* [Record set]

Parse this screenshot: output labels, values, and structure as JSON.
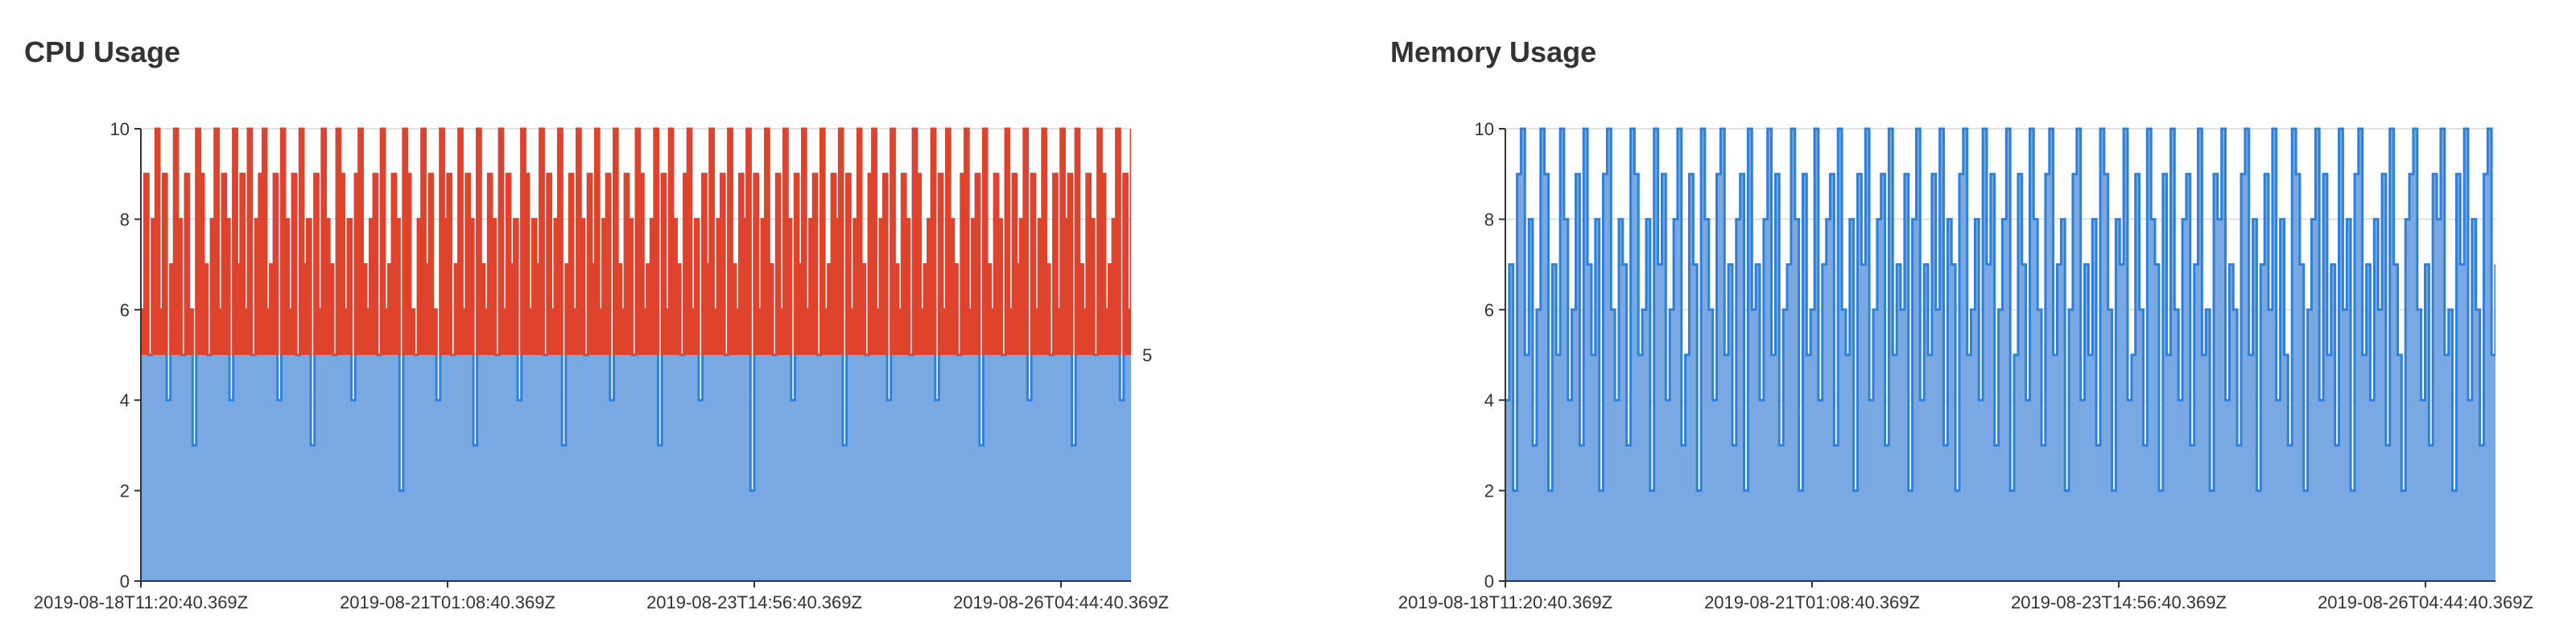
{
  "panels": {
    "cpu": {
      "title": "CPU Usage"
    },
    "memory": {
      "title": "Memory Usage"
    }
  },
  "chart_data": [
    {
      "type": "area",
      "title": "CPU Usage",
      "x_ticks": [
        "2019-08-18T11:20:40.369Z",
        "2019-08-21T01:08:40.369Z",
        "2019-08-23T14:56:40.369Z",
        "2019-08-26T04:44:40.369Z"
      ],
      "x_range": [
        "2019-08-18T11:20:40.369Z",
        "2019-08-28T00:00:00.000Z"
      ],
      "y_ticks": [
        "0",
        "2",
        "4",
        "6",
        "8",
        "10"
      ],
      "ylim": [
        0,
        10
      ],
      "grid": true,
      "threshold": {
        "value": 5,
        "label": "5",
        "above_color": "#e0432c"
      },
      "colors": {
        "line": "#2f80d9",
        "fill": "#7aa8e3",
        "above_threshold": "#e0432c"
      },
      "series": [
        {
          "values": [
            6,
            9,
            5,
            8,
            10,
            6,
            9,
            4,
            7,
            10,
            8,
            5,
            9,
            6,
            3,
            10,
            9,
            7,
            5,
            8,
            10,
            6,
            9,
            8,
            4,
            10,
            7,
            9,
            6,
            10,
            5,
            8,
            9,
            10,
            6,
            7,
            9,
            4,
            10,
            8,
            6,
            9,
            5,
            10,
            7,
            8,
            3,
            9,
            6,
            10,
            8,
            7,
            5,
            10,
            9,
            6,
            8,
            4,
            9,
            10,
            7,
            6,
            8,
            9,
            5,
            10,
            6,
            7,
            9,
            8,
            2,
            10,
            9,
            6,
            5,
            8,
            10,
            7,
            9,
            6,
            4,
            10,
            8,
            9,
            5,
            7,
            10,
            6,
            9,
            8,
            3,
            10,
            7,
            6,
            9,
            8,
            5,
            10,
            6,
            9,
            7,
            8,
            4,
            10,
            9,
            6,
            8,
            7,
            10,
            5,
            9,
            6,
            8,
            10,
            3,
            7,
            9,
            6,
            10,
            8,
            5,
            9,
            7,
            10,
            6,
            8,
            9,
            4,
            10,
            7,
            6,
            9,
            8,
            5,
            10,
            9,
            6,
            7,
            8,
            10,
            3,
            9,
            6,
            10,
            8,
            7,
            5,
            9,
            10,
            6,
            8,
            4,
            9,
            7,
            10,
            6,
            8,
            9,
            5,
            10,
            7,
            6,
            9,
            8,
            10,
            2,
            9,
            6,
            8,
            10,
            7,
            5,
            9,
            6,
            10,
            8,
            4,
            9,
            7,
            10,
            6,
            8,
            9,
            5,
            10,
            6,
            7,
            9,
            8,
            10,
            3,
            9,
            6,
            8,
            10,
            7,
            5,
            9,
            10,
            6,
            8,
            9,
            4,
            10,
            7,
            6,
            9,
            8,
            5,
            10,
            9,
            6,
            7,
            8,
            10,
            4,
            9,
            6,
            10,
            8,
            7,
            5,
            9,
            10,
            6,
            8,
            9,
            3,
            10,
            7,
            6,
            9,
            8,
            5,
            10,
            6,
            9,
            7,
            8,
            10,
            4,
            9,
            6,
            8,
            10,
            7,
            5,
            9,
            6,
            10,
            8,
            9,
            3,
            10,
            7,
            6,
            9,
            8,
            5,
            10,
            9,
            6,
            7,
            8,
            10,
            4,
            9,
            6,
            10
          ]
        }
      ]
    },
    {
      "type": "area",
      "title": "Memory Usage",
      "x_ticks": [
        "2019-08-18T11:20:40.369Z",
        "2019-08-21T01:08:40.369Z",
        "2019-08-23T14:56:40.369Z",
        "2019-08-26T04:44:40.369Z"
      ],
      "x_range": [
        "2019-08-18T11:20:40.369Z",
        "2019-08-28T00:00:00.000Z"
      ],
      "y_ticks": [
        "0",
        "2",
        "4",
        "6",
        "8",
        "10"
      ],
      "ylim": [
        0,
        10
      ],
      "grid": true,
      "colors": {
        "line": "#2f80d9",
        "fill": "#7aa8e3"
      },
      "series": [
        {
          "values": [
            4,
            7,
            2,
            9,
            10,
            5,
            8,
            3,
            6,
            10,
            9,
            2,
            7,
            5,
            10,
            8,
            4,
            6,
            9,
            3,
            10,
            7,
            5,
            8,
            2,
            9,
            10,
            6,
            4,
            8,
            7,
            3,
            10,
            9,
            5,
            6,
            8,
            2,
            10,
            7,
            9,
            4,
            6,
            8,
            10,
            3,
            5,
            9,
            7,
            2,
            10,
            8,
            6,
            4,
            9,
            10,
            5,
            7,
            3,
            8,
            9,
            2,
            10,
            6,
            7,
            4,
            8,
            10,
            5,
            9,
            3,
            6,
            7,
            10,
            8,
            2,
            9,
            5,
            6,
            10,
            4,
            7,
            8,
            9,
            3,
            10,
            6,
            5,
            8,
            2,
            9,
            7,
            10,
            4,
            6,
            8,
            9,
            3,
            10,
            5,
            7,
            6,
            9,
            2,
            8,
            10,
            4,
            7,
            5,
            9,
            6,
            10,
            3,
            8,
            7,
            2,
            9,
            10,
            5,
            6,
            8,
            4,
            10,
            7,
            9,
            3,
            6,
            8,
            10,
            2,
            5,
            9,
            7,
            4,
            10,
            8,
            6,
            3,
            9,
            10,
            5,
            7,
            8,
            2,
            6,
            9,
            10,
            4,
            7,
            5,
            8,
            3,
            10,
            9,
            6,
            2,
            8,
            7,
            10,
            4,
            5,
            9,
            6,
            3,
            10,
            8,
            7,
            2,
            9,
            5,
            10,
            6,
            4,
            8,
            9,
            3,
            7,
            10,
            5,
            6,
            2,
            9,
            8,
            10,
            4,
            7,
            6,
            3,
            9,
            10,
            5,
            8,
            2,
            7,
            9,
            6,
            10,
            4,
            8,
            5,
            3,
            10,
            9,
            7,
            2,
            6,
            8,
            10,
            4,
            9,
            5,
            7,
            3,
            10,
            6,
            8,
            2,
            9,
            10,
            5,
            7,
            4,
            8,
            6,
            9,
            3,
            10,
            7,
            5,
            2,
            8,
            9,
            10,
            6,
            4,
            7,
            3,
            9,
            8,
            10,
            5,
            6,
            2,
            9,
            7,
            10,
            4,
            8,
            6,
            3,
            9,
            10,
            5,
            7
          ]
        }
      ]
    }
  ]
}
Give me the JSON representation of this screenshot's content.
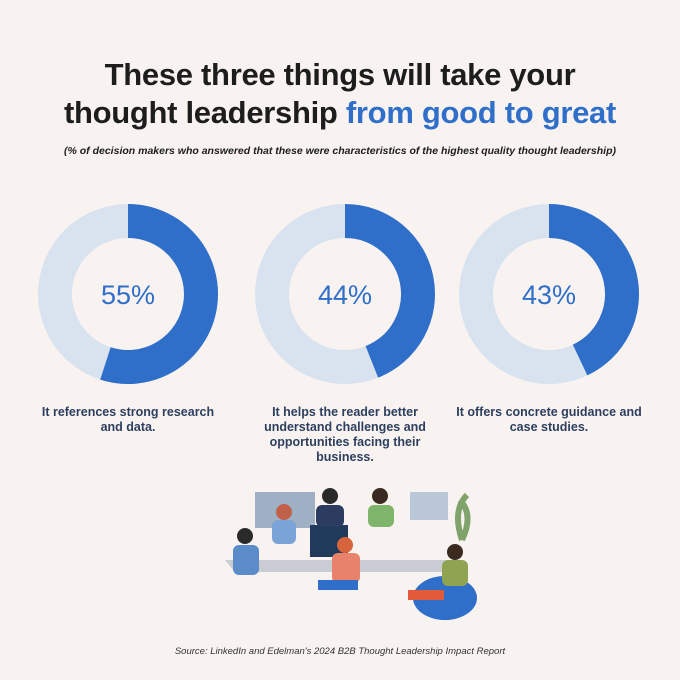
{
  "header": {
    "title": [
      "These three things will take your",
      "thought leadership"
    ],
    "highlight": "from good to great",
    "subtitle": "(% of decision makers who answered that these were characteristics of the highest quality thought leadership)"
  },
  "chart_data": [
    {
      "type": "donut",
      "values": [
        55
      ],
      "value_labels": [
        "55%"
      ],
      "ylim": [
        0,
        100
      ],
      "caption": "It references strong research and data.",
      "color": "#2f6fc9",
      "track_color": "#d9e3ef"
    },
    {
      "type": "donut",
      "values": [
        44
      ],
      "value_labels": [
        "44%"
      ],
      "ylim": [
        0,
        100
      ],
      "caption": "It helps the reader better understand challenges and opportunities facing their business.",
      "color": "#2f6fc9",
      "track_color": "#d9e3ef"
    },
    {
      "type": "donut",
      "values": [
        43
      ],
      "value_labels": [
        "43%"
      ],
      "ylim": [
        0,
        100
      ],
      "caption": "It offers concrete guidance and case studies.",
      "color": "#2f6fc9",
      "track_color": "#d9e3ef"
    }
  ],
  "footer": {
    "source": "Source: LinkedIn and Edelman's 2024 B2B Thought Leadership Impact Report"
  }
}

* [Exercise prompt]
Copy every record above exactly, leaving out any pictures.

* [Solution]
Parse this screenshot: output labels, values, and structure as JSON.
{
  "panels": {
    "cpu": {
      "title": "CPU Usage"
    },
    "memory": {
      "title": "Memory Usage"
    }
  },
  "chart_data": [
    {
      "type": "area",
      "title": "CPU Usage",
      "x_ticks": [
        "2019-08-18T11:20:40.369Z",
        "2019-08-21T01:08:40.369Z",
        "2019-08-23T14:56:40.369Z",
        "2019-08-26T04:44:40.369Z"
      ],
      "x_range": [
        "2019-08-18T11:20:40.369Z",
        "2019-08-28T00:00:00.000Z"
      ],
      "y_ticks": [
        "0",
        "2",
        "4",
        "6",
        "8",
        "10"
      ],
      "ylim": [
        0,
        10
      ],
      "grid": true,
      "threshold": {
        "value": 5,
        "label": "5",
        "above_color": "#e0432c"
      },
      "colors": {
        "line": "#2f80d9",
        "fill": "#7aa8e3",
        "above_threshold": "#e0432c"
      },
      "series": [
        {
          "values": [
            6,
            9,
            5,
            8,
            10,
            6,
            9,
            4,
            7,
            10,
            8,
            5,
            9,
            6,
            3,
            10,
            9,
            7,
            5,
            8,
            10,
            6,
            9,
            8,
            4,
            10,
            7,
            9,
            6,
            10,
            5,
            8,
            9,
            10,
            6,
            7,
            9,
            4,
            10,
            8,
            6,
            9,
            5,
            10,
            7,
            8,
            3,
            9,
            6,
            10,
            8,
            7,
            5,
            10,
            9,
            6,
            8,
            4,
            9,
            10,
            7,
            6,
            8,
            9,
            5,
            10,
            6,
            7,
            9,
            8,
            2,
            10,
            9,
            6,
            5,
            8,
            10,
            7,
            9,
            6,
            4,
            10,
            8,
            9,
            5,
            7,
            10,
            6,
            9,
            8,
            3,
            10,
            7,
            6,
            9,
            8,
            5,
            10,
            6,
            9,
            7,
            8,
            4,
            10,
            9,
            6,
            8,
            7,
            10,
            5,
            9,
            6,
            8,
            10,
            3,
            7,
            9,
            6,
            10,
            8,
            5,
            9,
            7,
            10,
            6,
            8,
            9,
            4,
            10,
            7,
            6,
            9,
            8,
            5,
            10,
            9,
            6,
            7,
            8,
            10,
            3,
            9,
            6,
            10,
            8,
            7,
            5,
            9,
            10,
            6,
            8,
            4,
            9,
            7,
            10,
            6,
            8,
            9,
            5,
            10,
            7,
            6,
            9,
            8,
            10,
            2,
            9,
            6,
            8,
            10,
            7,
            5,
            9,
            6,
            10,
            8,
            4,
            9,
            7,
            10,
            6,
            8,
            9,
            5,
            10,
            6,
            7,
            9,
            8,
            10,
            3,
            9,
            6,
            8,
            10,
            7,
            5,
            9,
            10,
            6,
            8,
            9,
            4,
            10,
            7,
            6,
            9,
            8,
            5,
            10,
            9,
            6,
            7,
            8,
            10,
            4,
            9,
            6,
            10,
            8,
            7,
            5,
            9,
            10,
            6,
            8,
            9,
            3,
            10,
            7,
            6,
            9,
            8,
            5,
            10,
            6,
            9,
            7,
            8,
            10,
            4,
            9,
            6,
            8,
            10,
            7,
            5,
            9,
            6,
            10,
            8,
            9,
            3,
            10,
            7,
            6,
            9,
            8,
            5,
            10,
            9,
            6,
            7,
            8,
            10,
            4,
            9,
            6,
            10
          ]
        }
      ]
    },
    {
      "type": "area",
      "title": "Memory Usage",
      "x_ticks": [
        "2019-08-18T11:20:40.369Z",
        "2019-08-21T01:08:40.369Z",
        "2019-08-23T14:56:40.369Z",
        "2019-08-26T04:44:40.369Z"
      ],
      "x_range": [
        "2019-08-18T11:20:40.369Z",
        "2019-08-28T00:00:00.000Z"
      ],
      "y_ticks": [
        "0",
        "2",
        "4",
        "6",
        "8",
        "10"
      ],
      "ylim": [
        0,
        10
      ],
      "grid": true,
      "colors": {
        "line": "#2f80d9",
        "fill": "#7aa8e3"
      },
      "series": [
        {
          "values": [
            4,
            7,
            2,
            9,
            10,
            5,
            8,
            3,
            6,
            10,
            9,
            2,
            7,
            5,
            10,
            8,
            4,
            6,
            9,
            3,
            10,
            7,
            5,
            8,
            2,
            9,
            10,
            6,
            4,
            8,
            7,
            3,
            10,
            9,
            5,
            6,
            8,
            2,
            10,
            7,
            9,
            4,
            6,
            8,
            10,
            3,
            5,
            9,
            7,
            2,
            10,
            8,
            6,
            4,
            9,
            10,
            5,
            7,
            3,
            8,
            9,
            2,
            10,
            6,
            7,
            4,
            8,
            10,
            5,
            9,
            3,
            6,
            7,
            10,
            8,
            2,
            9,
            5,
            6,
            10,
            4,
            7,
            8,
            9,
            3,
            10,
            6,
            5,
            8,
            2,
            9,
            7,
            10,
            4,
            6,
            8,
            9,
            3,
            10,
            5,
            7,
            6,
            9,
            2,
            8,
            10,
            4,
            7,
            5,
            9,
            6,
            10,
            3,
            8,
            7,
            2,
            9,
            10,
            5,
            6,
            8,
            4,
            10,
            7,
            9,
            3,
            6,
            8,
            10,
            2,
            5,
            9,
            7,
            4,
            10,
            8,
            6,
            3,
            9,
            10,
            5,
            7,
            8,
            2,
            6,
            9,
            10,
            4,
            7,
            5,
            8,
            3,
            10,
            9,
            6,
            2,
            8,
            7,
            10,
            4,
            5,
            9,
            6,
            3,
            10,
            8,
            7,
            2,
            9,
            5,
            10,
            6,
            4,
            8,
            9,
            3,
            7,
            10,
            5,
            6,
            2,
            9,
            8,
            10,
            4,
            7,
            6,
            3,
            9,
            10,
            5,
            8,
            2,
            7,
            9,
            6,
            10,
            4,
            8,
            5,
            3,
            10,
            9,
            7,
            2,
            6,
            8,
            10,
            4,
            9,
            5,
            7,
            3,
            10,
            6,
            8,
            2,
            9,
            10,
            5,
            7,
            4,
            8,
            6,
            9,
            3,
            10,
            7,
            5,
            2,
            8,
            9,
            10,
            6,
            4,
            7,
            3,
            9,
            8,
            10,
            5,
            6,
            2,
            9,
            7,
            10,
            4,
            8,
            6,
            3,
            9,
            10,
            5,
            7
          ]
        }
      ]
    }
  ]
}
Give me the JSON representation of this screenshot's content.
{
  "header": {
    "title": [
      "These three things will take your",
      "thought leadership"
    ],
    "highlight": "from good to great",
    "subtitle": "(% of decision makers who answered that these were characteristics of the highest quality thought leadership)"
  },
  "chart_data": [
    {
      "type": "donut",
      "values": [
        55
      ],
      "value_labels": [
        "55%"
      ],
      "ylim": [
        0,
        100
      ],
      "caption": "It references strong research and data.",
      "color": "#2f6fc9",
      "track_color": "#d9e3ef"
    },
    {
      "type": "donut",
      "values": [
        44
      ],
      "value_labels": [
        "44%"
      ],
      "ylim": [
        0,
        100
      ],
      "caption": "It helps the reader better understand challenges and opportunities facing their business.",
      "color": "#2f6fc9",
      "track_color": "#d9e3ef"
    },
    {
      "type": "donut",
      "values": [
        43
      ],
      "value_labels": [
        "43%"
      ],
      "ylim": [
        0,
        100
      ],
      "caption": "It offers concrete guidance and case studies.",
      "color": "#2f6fc9",
      "track_color": "#d9e3ef"
    }
  ],
  "footer": {
    "source": "Source: LinkedIn and Edelman's 2024 B2B Thought Leadership Impact Report"
  }
}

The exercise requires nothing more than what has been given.